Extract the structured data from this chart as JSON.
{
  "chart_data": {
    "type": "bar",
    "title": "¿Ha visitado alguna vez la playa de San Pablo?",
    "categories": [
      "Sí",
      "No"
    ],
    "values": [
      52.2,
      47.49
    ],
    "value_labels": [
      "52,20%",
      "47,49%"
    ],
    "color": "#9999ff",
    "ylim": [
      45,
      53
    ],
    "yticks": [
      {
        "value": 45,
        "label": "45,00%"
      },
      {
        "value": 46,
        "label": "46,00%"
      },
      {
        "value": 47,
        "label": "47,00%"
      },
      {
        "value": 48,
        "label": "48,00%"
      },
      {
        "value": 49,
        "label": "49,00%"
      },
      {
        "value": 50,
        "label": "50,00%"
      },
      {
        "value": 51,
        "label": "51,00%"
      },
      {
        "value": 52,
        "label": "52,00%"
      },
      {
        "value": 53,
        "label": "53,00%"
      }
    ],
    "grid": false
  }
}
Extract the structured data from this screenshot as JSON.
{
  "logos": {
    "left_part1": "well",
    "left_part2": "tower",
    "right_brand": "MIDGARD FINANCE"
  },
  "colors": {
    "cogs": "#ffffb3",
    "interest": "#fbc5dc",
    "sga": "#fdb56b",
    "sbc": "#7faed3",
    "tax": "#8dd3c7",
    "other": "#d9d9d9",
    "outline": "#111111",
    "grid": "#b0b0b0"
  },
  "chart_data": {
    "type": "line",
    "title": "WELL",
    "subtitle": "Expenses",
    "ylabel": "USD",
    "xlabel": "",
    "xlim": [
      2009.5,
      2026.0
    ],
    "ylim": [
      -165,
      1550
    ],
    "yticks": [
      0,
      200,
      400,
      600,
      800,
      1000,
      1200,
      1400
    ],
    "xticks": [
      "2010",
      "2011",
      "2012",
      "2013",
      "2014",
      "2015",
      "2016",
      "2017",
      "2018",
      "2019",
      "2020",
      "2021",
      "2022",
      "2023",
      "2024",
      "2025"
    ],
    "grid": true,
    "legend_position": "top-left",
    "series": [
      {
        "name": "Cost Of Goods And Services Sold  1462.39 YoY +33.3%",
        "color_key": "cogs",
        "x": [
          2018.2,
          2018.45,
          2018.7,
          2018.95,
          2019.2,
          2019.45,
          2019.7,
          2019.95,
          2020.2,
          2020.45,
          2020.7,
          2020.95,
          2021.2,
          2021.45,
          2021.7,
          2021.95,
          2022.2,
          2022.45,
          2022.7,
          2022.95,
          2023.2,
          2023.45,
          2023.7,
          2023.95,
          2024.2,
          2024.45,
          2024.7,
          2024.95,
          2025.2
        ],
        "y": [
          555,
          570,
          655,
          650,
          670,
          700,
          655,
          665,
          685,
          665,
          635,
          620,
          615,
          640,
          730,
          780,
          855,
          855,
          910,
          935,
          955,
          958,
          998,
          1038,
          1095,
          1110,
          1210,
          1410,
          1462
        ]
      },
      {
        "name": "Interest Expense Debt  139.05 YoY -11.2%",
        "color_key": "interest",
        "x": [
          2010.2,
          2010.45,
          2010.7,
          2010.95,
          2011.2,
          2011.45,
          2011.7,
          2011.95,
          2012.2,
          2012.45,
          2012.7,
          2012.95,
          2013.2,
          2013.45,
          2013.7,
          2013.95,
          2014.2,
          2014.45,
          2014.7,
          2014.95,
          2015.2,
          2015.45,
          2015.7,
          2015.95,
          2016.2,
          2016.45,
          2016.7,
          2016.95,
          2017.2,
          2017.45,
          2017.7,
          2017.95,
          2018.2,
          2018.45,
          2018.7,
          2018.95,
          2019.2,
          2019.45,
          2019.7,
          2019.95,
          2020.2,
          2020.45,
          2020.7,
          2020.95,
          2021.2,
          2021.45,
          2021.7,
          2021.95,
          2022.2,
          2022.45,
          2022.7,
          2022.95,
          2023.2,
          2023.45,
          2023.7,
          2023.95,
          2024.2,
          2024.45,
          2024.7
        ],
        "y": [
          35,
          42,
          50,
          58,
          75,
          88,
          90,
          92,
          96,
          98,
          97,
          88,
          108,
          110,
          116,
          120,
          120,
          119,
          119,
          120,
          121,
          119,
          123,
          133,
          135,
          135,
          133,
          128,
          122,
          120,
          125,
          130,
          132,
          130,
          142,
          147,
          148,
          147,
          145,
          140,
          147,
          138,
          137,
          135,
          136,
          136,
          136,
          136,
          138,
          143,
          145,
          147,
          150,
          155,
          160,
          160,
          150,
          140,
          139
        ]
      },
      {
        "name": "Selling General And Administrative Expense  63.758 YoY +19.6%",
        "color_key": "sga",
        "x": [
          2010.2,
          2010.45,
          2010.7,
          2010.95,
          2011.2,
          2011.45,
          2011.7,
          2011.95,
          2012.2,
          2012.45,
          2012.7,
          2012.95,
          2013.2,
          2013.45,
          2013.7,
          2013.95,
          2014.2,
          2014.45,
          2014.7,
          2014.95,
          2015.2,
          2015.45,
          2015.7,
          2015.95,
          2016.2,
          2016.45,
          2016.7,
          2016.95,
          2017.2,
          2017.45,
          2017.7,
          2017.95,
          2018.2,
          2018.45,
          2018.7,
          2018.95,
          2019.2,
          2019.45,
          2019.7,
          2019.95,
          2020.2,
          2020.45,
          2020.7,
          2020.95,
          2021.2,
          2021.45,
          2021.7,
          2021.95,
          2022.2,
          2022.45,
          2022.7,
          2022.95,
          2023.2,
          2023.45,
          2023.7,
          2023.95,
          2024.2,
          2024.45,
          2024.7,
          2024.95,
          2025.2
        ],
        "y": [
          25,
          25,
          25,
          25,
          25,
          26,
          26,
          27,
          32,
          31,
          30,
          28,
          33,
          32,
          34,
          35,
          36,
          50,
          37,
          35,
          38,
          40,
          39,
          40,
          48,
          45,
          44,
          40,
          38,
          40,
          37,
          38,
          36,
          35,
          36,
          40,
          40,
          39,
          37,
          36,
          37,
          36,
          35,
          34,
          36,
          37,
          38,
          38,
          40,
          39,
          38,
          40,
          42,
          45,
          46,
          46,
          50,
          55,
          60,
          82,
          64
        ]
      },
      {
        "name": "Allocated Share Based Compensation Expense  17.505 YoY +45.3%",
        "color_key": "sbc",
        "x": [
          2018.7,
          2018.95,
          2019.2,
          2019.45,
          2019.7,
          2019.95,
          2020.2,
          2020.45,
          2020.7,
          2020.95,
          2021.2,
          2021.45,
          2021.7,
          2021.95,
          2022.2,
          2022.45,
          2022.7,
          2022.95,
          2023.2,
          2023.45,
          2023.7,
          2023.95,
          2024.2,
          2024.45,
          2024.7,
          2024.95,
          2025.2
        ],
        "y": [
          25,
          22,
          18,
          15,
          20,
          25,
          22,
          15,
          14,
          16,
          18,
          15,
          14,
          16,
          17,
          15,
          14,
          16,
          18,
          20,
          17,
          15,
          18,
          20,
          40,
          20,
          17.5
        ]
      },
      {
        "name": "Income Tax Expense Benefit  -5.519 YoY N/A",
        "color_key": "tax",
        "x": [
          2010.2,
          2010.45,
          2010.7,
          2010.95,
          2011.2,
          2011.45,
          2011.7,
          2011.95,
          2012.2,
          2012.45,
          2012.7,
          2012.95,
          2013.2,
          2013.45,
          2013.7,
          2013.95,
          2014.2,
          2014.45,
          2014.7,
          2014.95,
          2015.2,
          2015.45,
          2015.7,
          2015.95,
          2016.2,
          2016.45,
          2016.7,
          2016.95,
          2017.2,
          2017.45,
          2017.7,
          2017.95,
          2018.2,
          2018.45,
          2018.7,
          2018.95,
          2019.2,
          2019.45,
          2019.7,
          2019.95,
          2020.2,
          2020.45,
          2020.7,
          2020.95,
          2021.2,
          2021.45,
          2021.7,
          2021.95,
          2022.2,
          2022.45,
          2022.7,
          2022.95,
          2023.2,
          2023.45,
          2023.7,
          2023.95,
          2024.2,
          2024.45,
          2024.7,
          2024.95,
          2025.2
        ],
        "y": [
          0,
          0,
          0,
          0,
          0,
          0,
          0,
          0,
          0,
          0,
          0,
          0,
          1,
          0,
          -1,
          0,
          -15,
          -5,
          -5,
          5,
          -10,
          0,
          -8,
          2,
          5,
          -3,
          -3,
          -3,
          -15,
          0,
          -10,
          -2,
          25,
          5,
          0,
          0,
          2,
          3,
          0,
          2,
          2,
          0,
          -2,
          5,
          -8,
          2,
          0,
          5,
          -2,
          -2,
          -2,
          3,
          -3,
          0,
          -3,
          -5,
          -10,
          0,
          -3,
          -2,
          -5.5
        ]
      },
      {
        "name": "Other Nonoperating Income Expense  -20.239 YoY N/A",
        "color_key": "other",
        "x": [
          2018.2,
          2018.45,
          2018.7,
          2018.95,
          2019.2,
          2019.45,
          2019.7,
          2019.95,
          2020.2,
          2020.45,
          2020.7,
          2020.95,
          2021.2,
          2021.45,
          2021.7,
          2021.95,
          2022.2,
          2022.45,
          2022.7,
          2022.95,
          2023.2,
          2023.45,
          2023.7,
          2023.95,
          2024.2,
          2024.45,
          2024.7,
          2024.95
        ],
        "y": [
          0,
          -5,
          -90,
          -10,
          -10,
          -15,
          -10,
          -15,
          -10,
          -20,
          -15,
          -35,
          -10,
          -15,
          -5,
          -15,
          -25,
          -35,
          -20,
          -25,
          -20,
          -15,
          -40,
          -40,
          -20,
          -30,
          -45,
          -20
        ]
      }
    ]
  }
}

◇ ◇ ◇ ◇

Copy each line above that contains the word "name".

__The answer__
        "name": "Cost Of Goods And Services Sold  1462.39 YoY +33.3%",
        "name": "Interest Expense Debt  139.05 YoY -11.2%",
        "name": "Selling General And Administrative Expense  63.758 YoY +19.6%",
        "name": "Allocated Share Based Compensation Expense  17.505 YoY +45.3%",
        "name": "Income Tax Expense Benefit  -5.519 YoY N/A",
        "name": "Other Nonoperating Income Expense  -20.239 YoY N/A",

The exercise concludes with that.